◆ Your goal ◆
From the entries below, copy out every line with "corner" in it.

Part of a data file

........

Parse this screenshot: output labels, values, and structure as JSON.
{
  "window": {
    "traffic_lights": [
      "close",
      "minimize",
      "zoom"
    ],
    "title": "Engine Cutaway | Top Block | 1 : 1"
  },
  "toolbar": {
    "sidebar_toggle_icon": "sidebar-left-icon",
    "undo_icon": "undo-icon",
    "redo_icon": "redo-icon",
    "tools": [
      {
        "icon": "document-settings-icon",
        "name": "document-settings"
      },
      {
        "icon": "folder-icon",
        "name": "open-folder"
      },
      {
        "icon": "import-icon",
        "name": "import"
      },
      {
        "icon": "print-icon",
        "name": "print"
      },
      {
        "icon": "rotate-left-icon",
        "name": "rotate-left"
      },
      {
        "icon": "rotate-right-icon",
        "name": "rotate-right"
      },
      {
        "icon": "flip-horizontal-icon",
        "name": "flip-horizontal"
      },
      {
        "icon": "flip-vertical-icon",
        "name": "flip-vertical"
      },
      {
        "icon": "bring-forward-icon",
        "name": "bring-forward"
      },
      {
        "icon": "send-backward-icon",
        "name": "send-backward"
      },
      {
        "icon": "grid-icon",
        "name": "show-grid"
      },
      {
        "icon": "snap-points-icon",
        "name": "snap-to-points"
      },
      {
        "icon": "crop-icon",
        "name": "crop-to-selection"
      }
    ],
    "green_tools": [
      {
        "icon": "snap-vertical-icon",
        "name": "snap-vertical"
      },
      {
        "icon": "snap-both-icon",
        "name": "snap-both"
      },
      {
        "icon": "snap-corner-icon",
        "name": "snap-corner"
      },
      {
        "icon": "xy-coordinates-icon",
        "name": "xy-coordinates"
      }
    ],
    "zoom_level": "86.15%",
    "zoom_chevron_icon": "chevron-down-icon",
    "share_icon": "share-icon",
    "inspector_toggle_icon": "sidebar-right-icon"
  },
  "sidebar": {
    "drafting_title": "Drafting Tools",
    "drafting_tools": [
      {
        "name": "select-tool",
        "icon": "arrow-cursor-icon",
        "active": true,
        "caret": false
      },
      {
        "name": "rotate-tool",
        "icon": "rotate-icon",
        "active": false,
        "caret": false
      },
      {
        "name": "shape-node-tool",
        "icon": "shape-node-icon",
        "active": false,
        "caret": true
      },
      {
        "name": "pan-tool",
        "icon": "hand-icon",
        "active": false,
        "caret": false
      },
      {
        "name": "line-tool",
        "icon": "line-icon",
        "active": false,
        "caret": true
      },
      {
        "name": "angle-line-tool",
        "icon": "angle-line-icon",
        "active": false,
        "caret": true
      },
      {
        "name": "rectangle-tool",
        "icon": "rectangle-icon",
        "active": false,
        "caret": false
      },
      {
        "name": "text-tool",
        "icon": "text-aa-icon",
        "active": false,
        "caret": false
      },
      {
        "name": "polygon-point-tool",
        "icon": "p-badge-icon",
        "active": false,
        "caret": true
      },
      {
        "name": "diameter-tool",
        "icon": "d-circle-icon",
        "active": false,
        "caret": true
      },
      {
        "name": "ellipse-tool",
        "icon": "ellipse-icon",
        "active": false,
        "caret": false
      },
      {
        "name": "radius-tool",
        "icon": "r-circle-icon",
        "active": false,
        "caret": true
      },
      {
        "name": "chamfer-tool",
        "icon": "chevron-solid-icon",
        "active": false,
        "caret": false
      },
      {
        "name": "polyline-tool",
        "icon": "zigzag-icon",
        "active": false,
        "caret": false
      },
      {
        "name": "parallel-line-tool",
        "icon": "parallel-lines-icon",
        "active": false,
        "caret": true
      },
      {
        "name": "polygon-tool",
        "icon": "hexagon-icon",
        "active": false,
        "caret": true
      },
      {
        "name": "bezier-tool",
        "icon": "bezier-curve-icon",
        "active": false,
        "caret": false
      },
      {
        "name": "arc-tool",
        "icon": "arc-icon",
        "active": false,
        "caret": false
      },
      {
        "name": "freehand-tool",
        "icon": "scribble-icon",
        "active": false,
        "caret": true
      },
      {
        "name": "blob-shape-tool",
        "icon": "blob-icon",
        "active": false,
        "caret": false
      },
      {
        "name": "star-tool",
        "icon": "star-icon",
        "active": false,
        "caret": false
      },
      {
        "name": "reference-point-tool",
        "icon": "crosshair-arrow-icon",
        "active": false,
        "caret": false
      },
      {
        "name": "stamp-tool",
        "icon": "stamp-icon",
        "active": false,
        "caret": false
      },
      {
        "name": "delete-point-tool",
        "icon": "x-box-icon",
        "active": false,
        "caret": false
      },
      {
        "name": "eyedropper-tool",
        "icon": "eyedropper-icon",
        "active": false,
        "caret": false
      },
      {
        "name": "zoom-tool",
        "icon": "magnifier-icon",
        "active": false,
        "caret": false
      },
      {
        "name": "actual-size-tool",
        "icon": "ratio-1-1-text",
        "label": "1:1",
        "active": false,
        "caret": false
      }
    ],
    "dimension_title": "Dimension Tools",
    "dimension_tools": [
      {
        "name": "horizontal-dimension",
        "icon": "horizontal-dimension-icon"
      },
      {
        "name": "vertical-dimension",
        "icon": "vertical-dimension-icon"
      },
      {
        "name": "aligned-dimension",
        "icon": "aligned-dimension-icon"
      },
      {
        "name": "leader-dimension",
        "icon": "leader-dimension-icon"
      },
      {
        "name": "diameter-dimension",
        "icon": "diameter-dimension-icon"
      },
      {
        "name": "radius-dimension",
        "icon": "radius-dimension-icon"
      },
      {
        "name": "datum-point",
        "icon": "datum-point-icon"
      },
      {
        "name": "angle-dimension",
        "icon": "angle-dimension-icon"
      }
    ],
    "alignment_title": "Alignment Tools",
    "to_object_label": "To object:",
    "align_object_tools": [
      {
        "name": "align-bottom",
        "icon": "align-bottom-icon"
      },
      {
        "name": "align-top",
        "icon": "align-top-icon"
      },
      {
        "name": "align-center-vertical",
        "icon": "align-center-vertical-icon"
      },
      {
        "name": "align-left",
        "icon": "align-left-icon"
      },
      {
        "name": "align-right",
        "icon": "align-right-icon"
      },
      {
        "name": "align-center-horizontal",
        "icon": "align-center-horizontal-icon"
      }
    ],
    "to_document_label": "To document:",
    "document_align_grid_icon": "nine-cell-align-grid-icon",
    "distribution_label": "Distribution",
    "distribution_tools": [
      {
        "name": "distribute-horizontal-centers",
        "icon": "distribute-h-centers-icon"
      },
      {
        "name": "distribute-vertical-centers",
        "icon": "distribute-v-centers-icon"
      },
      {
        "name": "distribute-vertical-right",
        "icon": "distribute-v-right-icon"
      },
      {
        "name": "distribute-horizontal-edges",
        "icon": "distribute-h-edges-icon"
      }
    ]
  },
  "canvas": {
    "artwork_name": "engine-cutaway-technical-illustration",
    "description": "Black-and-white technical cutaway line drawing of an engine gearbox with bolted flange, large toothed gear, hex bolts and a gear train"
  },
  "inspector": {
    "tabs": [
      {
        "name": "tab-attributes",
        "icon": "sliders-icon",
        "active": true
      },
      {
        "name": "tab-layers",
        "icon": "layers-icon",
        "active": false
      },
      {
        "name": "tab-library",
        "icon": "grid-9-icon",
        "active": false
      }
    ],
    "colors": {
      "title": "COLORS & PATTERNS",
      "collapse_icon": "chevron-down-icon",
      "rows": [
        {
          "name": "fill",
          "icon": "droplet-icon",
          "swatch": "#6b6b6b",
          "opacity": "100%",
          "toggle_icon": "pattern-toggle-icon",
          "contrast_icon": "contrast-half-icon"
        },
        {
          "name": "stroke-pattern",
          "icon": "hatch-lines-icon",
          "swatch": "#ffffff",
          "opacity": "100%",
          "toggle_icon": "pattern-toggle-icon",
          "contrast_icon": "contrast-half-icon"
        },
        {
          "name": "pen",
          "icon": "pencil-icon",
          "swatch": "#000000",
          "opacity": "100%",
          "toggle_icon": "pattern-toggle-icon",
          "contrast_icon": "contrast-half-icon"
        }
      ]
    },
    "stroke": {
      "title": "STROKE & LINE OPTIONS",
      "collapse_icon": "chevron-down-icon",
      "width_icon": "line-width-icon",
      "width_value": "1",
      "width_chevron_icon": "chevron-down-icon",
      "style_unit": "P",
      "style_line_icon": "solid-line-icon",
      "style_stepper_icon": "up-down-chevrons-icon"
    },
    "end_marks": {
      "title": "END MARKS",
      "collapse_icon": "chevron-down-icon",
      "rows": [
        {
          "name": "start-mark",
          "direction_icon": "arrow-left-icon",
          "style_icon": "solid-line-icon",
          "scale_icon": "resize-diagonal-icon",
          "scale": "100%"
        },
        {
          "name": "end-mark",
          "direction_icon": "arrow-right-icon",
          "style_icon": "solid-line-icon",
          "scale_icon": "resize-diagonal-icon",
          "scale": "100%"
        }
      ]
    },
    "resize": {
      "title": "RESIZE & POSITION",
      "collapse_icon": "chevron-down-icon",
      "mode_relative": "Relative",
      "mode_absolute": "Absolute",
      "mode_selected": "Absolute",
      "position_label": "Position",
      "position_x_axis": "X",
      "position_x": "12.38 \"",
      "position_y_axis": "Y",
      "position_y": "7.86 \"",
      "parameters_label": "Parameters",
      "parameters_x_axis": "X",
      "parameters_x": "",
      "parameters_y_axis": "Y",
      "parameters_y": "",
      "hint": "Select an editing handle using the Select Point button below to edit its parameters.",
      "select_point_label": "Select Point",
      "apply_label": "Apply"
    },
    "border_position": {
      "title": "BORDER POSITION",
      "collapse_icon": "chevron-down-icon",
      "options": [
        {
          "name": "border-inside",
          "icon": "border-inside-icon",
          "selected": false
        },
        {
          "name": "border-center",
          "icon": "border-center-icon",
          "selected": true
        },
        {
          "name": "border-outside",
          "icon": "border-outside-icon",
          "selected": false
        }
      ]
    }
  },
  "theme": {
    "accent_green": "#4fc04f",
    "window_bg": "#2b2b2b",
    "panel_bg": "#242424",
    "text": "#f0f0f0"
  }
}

........

◆ Full response ◆
        "icon": "snap-corner-icon",
        "name": "snap-corner"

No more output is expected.